Input material.
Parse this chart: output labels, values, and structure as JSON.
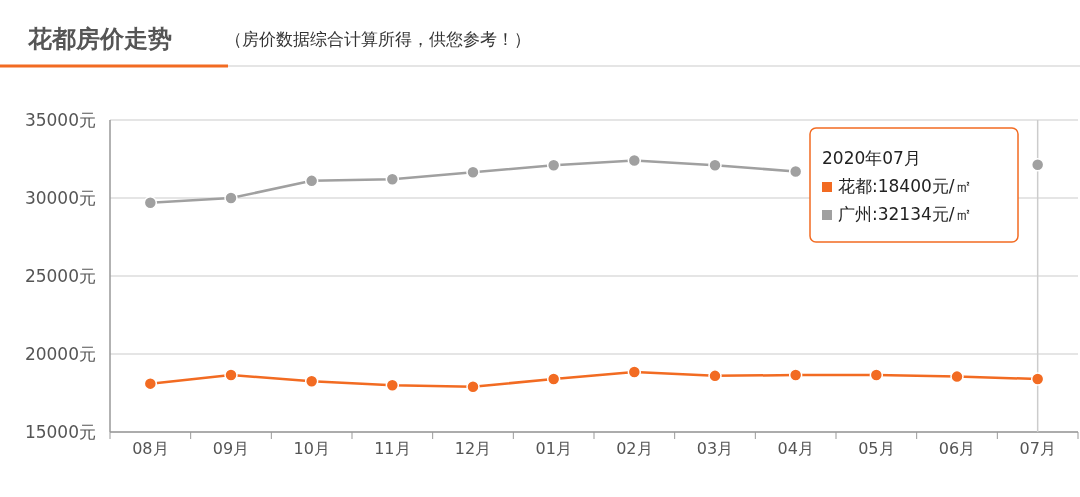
{
  "chart_data": {
    "type": "line",
    "title": "花都房价走势",
    "subtitle": "（房价数据综合计算所得，供您参考！）",
    "categories": [
      "08月",
      "09月",
      "10月",
      "11月",
      "12月",
      "01月",
      "02月",
      "03月",
      "04月",
      "05月",
      "06月",
      "07月"
    ],
    "series": [
      {
        "name": "花都",
        "color": "#f26b22",
        "values": [
          18100,
          18650,
          18250,
          18000,
          17900,
          18400,
          18850,
          18600,
          18650,
          18650,
          18550,
          18400
        ]
      },
      {
        "name": "广州",
        "color": "#a0a0a0",
        "values": [
          29700,
          30000,
          31100,
          31200,
          31650,
          32100,
          32400,
          32100,
          31700,
          null,
          null,
          32134
        ]
      }
    ],
    "ylim": [
      15000,
      35000
    ],
    "yticks": [
      {
        "value": 15000,
        "label": "15000元"
      },
      {
        "value": 20000,
        "label": "20000元"
      },
      {
        "value": 25000,
        "label": "25000元"
      },
      {
        "value": 30000,
        "label": "30000元"
      },
      {
        "value": 35000,
        "label": "35000元"
      }
    ],
    "grid": "y",
    "marker": "circle",
    "legend": "top right",
    "legend_title": "2020年07月",
    "annotations": [
      ":18400元/㎡",
      ":32134元/㎡"
    ],
    "ref_lines": [
      {
        "axis": "x",
        "value": "07月",
        "color": "#cccccc"
      }
    ]
  }
}
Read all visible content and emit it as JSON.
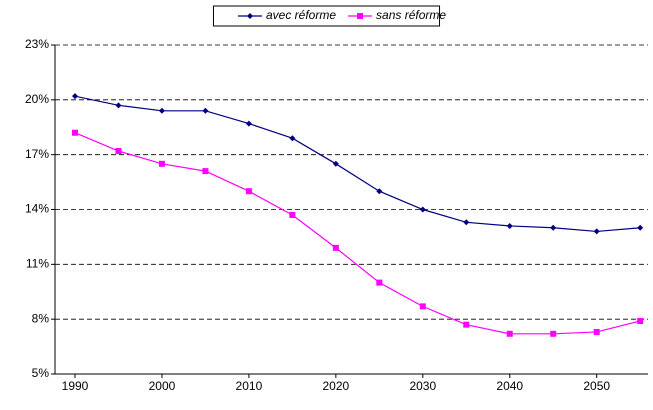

Given problem. Repeat the material above word for word and skip every image in it.

Response to this exercise.
Parse this chart: output labels, values, and structure as JSON.
{
  "chart_data": {
    "type": "line",
    "title": "花都房价走势",
    "subtitle": "（房价数据综合计算所得，供您参考！）",
    "categories": [
      "08月",
      "09月",
      "10月",
      "11月",
      "12月",
      "01月",
      "02月",
      "03月",
      "04月",
      "05月",
      "06月",
      "07月"
    ],
    "series": [
      {
        "name": "花都",
        "color": "#f26b22",
        "values": [
          18100,
          18650,
          18250,
          18000,
          17900,
          18400,
          18850,
          18600,
          18650,
          18650,
          18550,
          18400
        ]
      },
      {
        "name": "广州",
        "color": "#a0a0a0",
        "values": [
          29700,
          30000,
          31100,
          31200,
          31650,
          32100,
          32400,
          32100,
          31700,
          null,
          null,
          32134
        ]
      }
    ],
    "ylim": [
      15000,
      35000
    ],
    "yticks": [
      {
        "value": 15000,
        "label": "15000元"
      },
      {
        "value": 20000,
        "label": "20000元"
      },
      {
        "value": 25000,
        "label": "25000元"
      },
      {
        "value": 30000,
        "label": "30000元"
      },
      {
        "value": 35000,
        "label": "35000元"
      }
    ],
    "grid": "y",
    "marker": "circle",
    "legend": "top right",
    "legend_title": "2020年07月",
    "annotations": [
      ":18400元/㎡",
      ":32134元/㎡"
    ],
    "ref_lines": [
      {
        "axis": "x",
        "value": "07月",
        "color": "#cccccc"
      }
    ]
  }
}
Read all visible content and emit it as JSON.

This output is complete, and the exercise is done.